Source records:
• • • • •

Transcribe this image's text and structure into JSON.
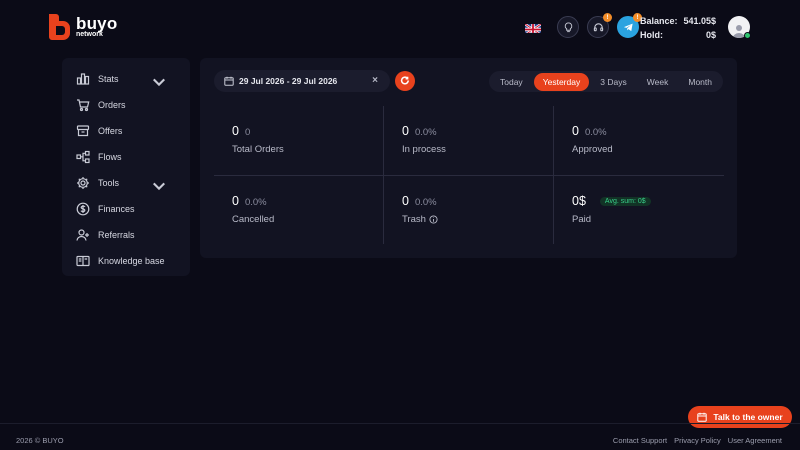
{
  "brand": {
    "name": "buyo",
    "sub": "network",
    "color": "#e8421d"
  },
  "header": {
    "language": "en-gb-flag",
    "notifications": {
      "support_badge": "!",
      "telegram_badge": "!"
    },
    "balance_label": "Balance:",
    "balance_value": "541.05$",
    "hold_label": "Hold:",
    "hold_value": "0$",
    "status": "online"
  },
  "sidebar": {
    "items": [
      {
        "label": "Stats",
        "icon": "bar-chart-icon",
        "expandable": true
      },
      {
        "label": "Orders",
        "icon": "cart-icon"
      },
      {
        "label": "Offers",
        "icon": "box-icon"
      },
      {
        "label": "Flows",
        "icon": "flow-icon"
      },
      {
        "label": "Tools",
        "icon": "gear-icon",
        "expandable": true
      },
      {
        "label": "Finances",
        "icon": "dollar-icon"
      },
      {
        "label": "Referrals",
        "icon": "user-add-icon"
      },
      {
        "label": "Knowledge base",
        "icon": "book-icon"
      }
    ]
  },
  "filters": {
    "date_range": "29 Jul 2026 - 29 Jul 2026",
    "clear": "×",
    "ranges": [
      "Today",
      "Yesterday",
      "3 Days",
      "Week",
      "Month"
    ],
    "active_range": "Yesterday"
  },
  "stats": [
    {
      "value": "0",
      "extra": "0",
      "label": "Total Orders"
    },
    {
      "value": "0",
      "extra": "0.0%",
      "label": "In process"
    },
    {
      "value": "0",
      "extra": "0.0%",
      "label": "Approved"
    },
    {
      "value": "0",
      "extra": "0.0%",
      "label": "Cancelled"
    },
    {
      "value": "0",
      "extra": "0.0%",
      "label": "Trash"
    },
    {
      "value": "0$",
      "extra": "Avg. sum: 0$",
      "label": "Paid"
    }
  ],
  "chat": {
    "label": "Talk to the owner"
  },
  "footer": {
    "copyright": "2026 © BUYO",
    "links": [
      "Contact Support",
      "Privacy Policy",
      "User Agreement"
    ]
  },
  "colors": {
    "accent": "#e8421d",
    "background": "#0b0b17",
    "panel": "#121322",
    "positive": "#39d08a"
  }
}
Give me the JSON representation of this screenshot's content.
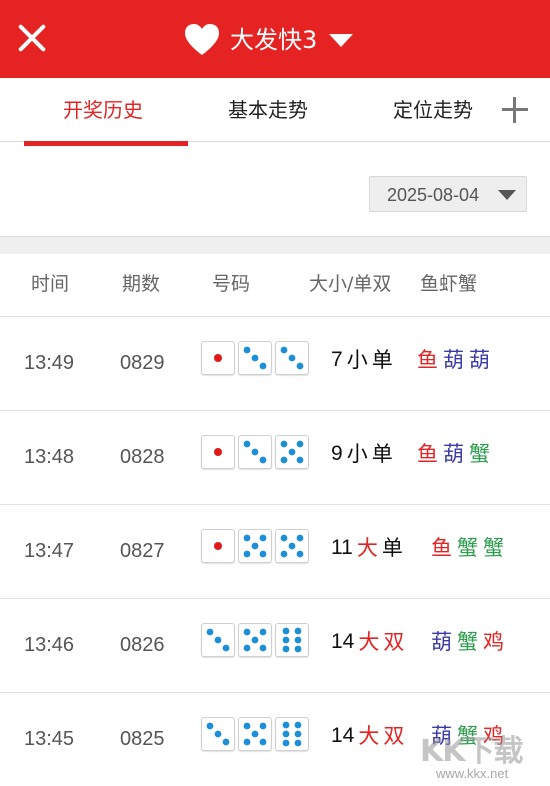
{
  "header": {
    "title": "大发快3",
    "close_icon": "close-icon",
    "favorite_icon": "heart-icon",
    "dropdown_icon": "caret-down-icon",
    "bg_color": "#e52323"
  },
  "tabs": [
    {
      "label": "开奖历史",
      "active": true
    },
    {
      "label": "基本走势",
      "active": false
    },
    {
      "label": "定位走势",
      "active": false
    }
  ],
  "add_tab_icon": "plus-icon",
  "date_picker": {
    "value": "2025-08-04",
    "icon": "caret-down-icon"
  },
  "columns": {
    "time": "时间",
    "issue": "期数",
    "numbers": "号码",
    "size_parity": "大小/单双",
    "fish_shrimp_crab": "鱼虾蟹"
  },
  "rows": [
    {
      "time": "13:49",
      "issue": "0829",
      "dice": [
        1,
        3,
        3
      ],
      "sum": "7",
      "size": "小",
      "parity": "单",
      "symbols": [
        "鱼",
        "葫",
        "葫"
      ]
    },
    {
      "time": "13:48",
      "issue": "0828",
      "dice": [
        1,
        3,
        5
      ],
      "sum": "9",
      "size": "小",
      "parity": "单",
      "symbols": [
        "鱼",
        "葫",
        "蟹"
      ]
    },
    {
      "time": "13:47",
      "issue": "0827",
      "dice": [
        1,
        5,
        5
      ],
      "sum": "11",
      "size": "大",
      "parity": "单",
      "symbols": [
        "鱼",
        "蟹",
        "蟹"
      ]
    },
    {
      "time": "13:46",
      "issue": "0826",
      "dice": [
        3,
        5,
        6
      ],
      "sum": "14",
      "size": "大",
      "parity": "双",
      "symbols": [
        "葫",
        "蟹",
        "鸡"
      ]
    },
    {
      "time": "13:45",
      "issue": "0825",
      "dice": [
        3,
        5,
        6
      ],
      "sum": "14",
      "size": "大",
      "parity": "双",
      "symbols": [
        "葫",
        "蟹",
        "鸡"
      ]
    }
  ],
  "watermark": {
    "text": "KK下载",
    "url": "www.kkx.net"
  }
}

• • • • •

Task prompt:
Transcribe every line from the records above without alteration, and leave out the images.

Correct result:
Transcribe this image's text and structure into JSON.
{
  "brand": {
    "name": "buyo",
    "sub": "network",
    "color": "#e8421d"
  },
  "header": {
    "language": "en-gb-flag",
    "notifications": {
      "support_badge": "!",
      "telegram_badge": "!"
    },
    "balance_label": "Balance:",
    "balance_value": "541.05$",
    "hold_label": "Hold:",
    "hold_value": "0$",
    "status": "online"
  },
  "sidebar": {
    "items": [
      {
        "label": "Stats",
        "icon": "bar-chart-icon",
        "expandable": true
      },
      {
        "label": "Orders",
        "icon": "cart-icon"
      },
      {
        "label": "Offers",
        "icon": "box-icon"
      },
      {
        "label": "Flows",
        "icon": "flow-icon"
      },
      {
        "label": "Tools",
        "icon": "gear-icon",
        "expandable": true
      },
      {
        "label": "Finances",
        "icon": "dollar-icon"
      },
      {
        "label": "Referrals",
        "icon": "user-add-icon"
      },
      {
        "label": "Knowledge base",
        "icon": "book-icon"
      }
    ]
  },
  "filters": {
    "date_range": "29 Jul 2026 - 29 Jul 2026",
    "clear": "×",
    "ranges": [
      "Today",
      "Yesterday",
      "3 Days",
      "Week",
      "Month"
    ],
    "active_range": "Yesterday"
  },
  "stats": [
    {
      "value": "0",
      "extra": "0",
      "label": "Total Orders"
    },
    {
      "value": "0",
      "extra": "0.0%",
      "label": "In process"
    },
    {
      "value": "0",
      "extra": "0.0%",
      "label": "Approved"
    },
    {
      "value": "0",
      "extra": "0.0%",
      "label": "Cancelled"
    },
    {
      "value": "0",
      "extra": "0.0%",
      "label": "Trash"
    },
    {
      "value": "0$",
      "extra": "Avg. sum: 0$",
      "label": "Paid"
    }
  ],
  "chat": {
    "label": "Talk to the owner"
  },
  "footer": {
    "copyright": "2026 © BUYO",
    "links": [
      "Contact Support",
      "Privacy Policy",
      "User Agreement"
    ]
  },
  "colors": {
    "accent": "#e8421d",
    "background": "#0b0b17",
    "panel": "#121322",
    "positive": "#39d08a"
  }
}
Give me the JSON representation of this screenshot's content.
{
  "header": {
    "title": "大发快3",
    "close_icon": "close-icon",
    "favorite_icon": "heart-icon",
    "dropdown_icon": "caret-down-icon",
    "bg_color": "#e52323"
  },
  "tabs": [
    {
      "label": "开奖历史",
      "active": true
    },
    {
      "label": "基本走势",
      "active": false
    },
    {
      "label": "定位走势",
      "active": false
    }
  ],
  "add_tab_icon": "plus-icon",
  "date_picker": {
    "value": "2025-08-04",
    "icon": "caret-down-icon"
  },
  "columns": {
    "time": "时间",
    "issue": "期数",
    "numbers": "号码",
    "size_parity": "大小/单双",
    "fish_shrimp_crab": "鱼虾蟹"
  },
  "rows": [
    {
      "time": "13:49",
      "issue": "0829",
      "dice": [
        1,
        3,
        3
      ],
      "sum": "7",
      "size": "小",
      "parity": "单",
      "symbols": [
        "鱼",
        "葫",
        "葫"
      ]
    },
    {
      "time": "13:48",
      "issue": "0828",
      "dice": [
        1,
        3,
        5
      ],
      "sum": "9",
      "size": "小",
      "parity": "单",
      "symbols": [
        "鱼",
        "葫",
        "蟹"
      ]
    },
    {
      "time": "13:47",
      "issue": "0827",
      "dice": [
        1,
        5,
        5
      ],
      "sum": "11",
      "size": "大",
      "parity": "单",
      "symbols": [
        "鱼",
        "蟹",
        "蟹"
      ]
    },
    {
      "time": "13:46",
      "issue": "0826",
      "dice": [
        3,
        5,
        6
      ],
      "sum": "14",
      "size": "大",
      "parity": "双",
      "symbols": [
        "葫",
        "蟹",
        "鸡"
      ]
    },
    {
      "time": "13:45",
      "issue": "0825",
      "dice": [
        3,
        5,
        6
      ],
      "sum": "14",
      "size": "大",
      "parity": "双",
      "symbols": [
        "葫",
        "蟹",
        "鸡"
      ]
    }
  ],
  "watermark": {
    "text": "KK下载",
    "url": "www.kkx.net"
  }
}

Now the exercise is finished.